» **What is asked**: From the listing below, pick out each line with the word "aushängen".

» **Material for this task**:
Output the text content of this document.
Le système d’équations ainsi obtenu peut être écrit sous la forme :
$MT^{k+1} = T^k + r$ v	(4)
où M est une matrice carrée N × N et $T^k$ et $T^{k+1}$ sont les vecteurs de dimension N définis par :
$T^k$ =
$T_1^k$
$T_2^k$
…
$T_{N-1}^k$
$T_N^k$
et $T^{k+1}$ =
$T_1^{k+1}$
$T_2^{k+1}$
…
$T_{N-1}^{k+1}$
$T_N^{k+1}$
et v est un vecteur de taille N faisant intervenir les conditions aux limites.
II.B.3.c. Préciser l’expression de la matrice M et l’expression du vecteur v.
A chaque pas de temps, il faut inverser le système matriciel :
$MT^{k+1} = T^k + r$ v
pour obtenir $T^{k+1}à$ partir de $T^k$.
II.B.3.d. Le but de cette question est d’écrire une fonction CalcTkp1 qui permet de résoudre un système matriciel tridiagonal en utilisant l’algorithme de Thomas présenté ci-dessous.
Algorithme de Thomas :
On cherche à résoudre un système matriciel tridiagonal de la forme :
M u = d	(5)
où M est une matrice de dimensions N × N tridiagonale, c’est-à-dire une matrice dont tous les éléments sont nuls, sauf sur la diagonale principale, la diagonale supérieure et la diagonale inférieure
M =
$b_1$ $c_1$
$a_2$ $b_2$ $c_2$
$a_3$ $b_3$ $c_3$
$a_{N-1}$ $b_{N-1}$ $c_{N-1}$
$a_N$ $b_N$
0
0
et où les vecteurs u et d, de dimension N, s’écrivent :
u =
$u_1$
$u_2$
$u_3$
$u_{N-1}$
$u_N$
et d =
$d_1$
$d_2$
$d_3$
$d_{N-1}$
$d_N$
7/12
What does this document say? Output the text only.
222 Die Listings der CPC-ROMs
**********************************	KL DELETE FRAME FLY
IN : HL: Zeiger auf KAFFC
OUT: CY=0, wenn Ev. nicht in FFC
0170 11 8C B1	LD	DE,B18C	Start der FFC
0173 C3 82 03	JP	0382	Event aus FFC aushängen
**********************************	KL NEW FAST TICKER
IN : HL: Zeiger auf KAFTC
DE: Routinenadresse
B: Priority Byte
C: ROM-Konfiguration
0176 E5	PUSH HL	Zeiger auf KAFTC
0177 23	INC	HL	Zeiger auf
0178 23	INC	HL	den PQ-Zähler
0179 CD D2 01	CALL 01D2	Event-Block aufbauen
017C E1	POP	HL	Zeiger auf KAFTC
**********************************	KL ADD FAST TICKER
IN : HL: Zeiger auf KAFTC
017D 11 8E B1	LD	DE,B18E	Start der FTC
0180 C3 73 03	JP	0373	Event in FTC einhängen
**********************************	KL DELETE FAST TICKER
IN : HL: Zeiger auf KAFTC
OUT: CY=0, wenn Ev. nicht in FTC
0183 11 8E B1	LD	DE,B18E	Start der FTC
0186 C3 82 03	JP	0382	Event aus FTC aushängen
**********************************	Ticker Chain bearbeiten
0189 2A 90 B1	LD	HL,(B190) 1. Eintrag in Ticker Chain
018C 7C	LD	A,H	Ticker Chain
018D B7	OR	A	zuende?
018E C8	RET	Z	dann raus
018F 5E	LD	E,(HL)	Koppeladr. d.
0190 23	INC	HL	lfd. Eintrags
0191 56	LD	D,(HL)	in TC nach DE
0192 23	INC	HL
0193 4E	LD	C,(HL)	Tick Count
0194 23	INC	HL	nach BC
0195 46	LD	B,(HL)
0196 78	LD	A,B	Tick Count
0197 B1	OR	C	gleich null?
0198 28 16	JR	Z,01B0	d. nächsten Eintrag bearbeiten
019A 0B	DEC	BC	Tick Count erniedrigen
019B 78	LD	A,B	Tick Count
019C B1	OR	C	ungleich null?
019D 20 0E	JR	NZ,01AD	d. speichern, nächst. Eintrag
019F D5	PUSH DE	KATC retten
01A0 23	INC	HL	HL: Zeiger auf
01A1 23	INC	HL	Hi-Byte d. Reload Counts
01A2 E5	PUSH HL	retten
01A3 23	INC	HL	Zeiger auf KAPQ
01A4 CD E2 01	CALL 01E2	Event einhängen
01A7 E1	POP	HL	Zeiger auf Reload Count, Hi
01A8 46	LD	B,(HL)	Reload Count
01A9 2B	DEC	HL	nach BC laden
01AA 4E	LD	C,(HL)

» **Result of this task**:
0173 C3 82 03	JP	0382	Event aus FFC aushängen
0186 C3 82 03	JP	0382	Event aus FTC aushängen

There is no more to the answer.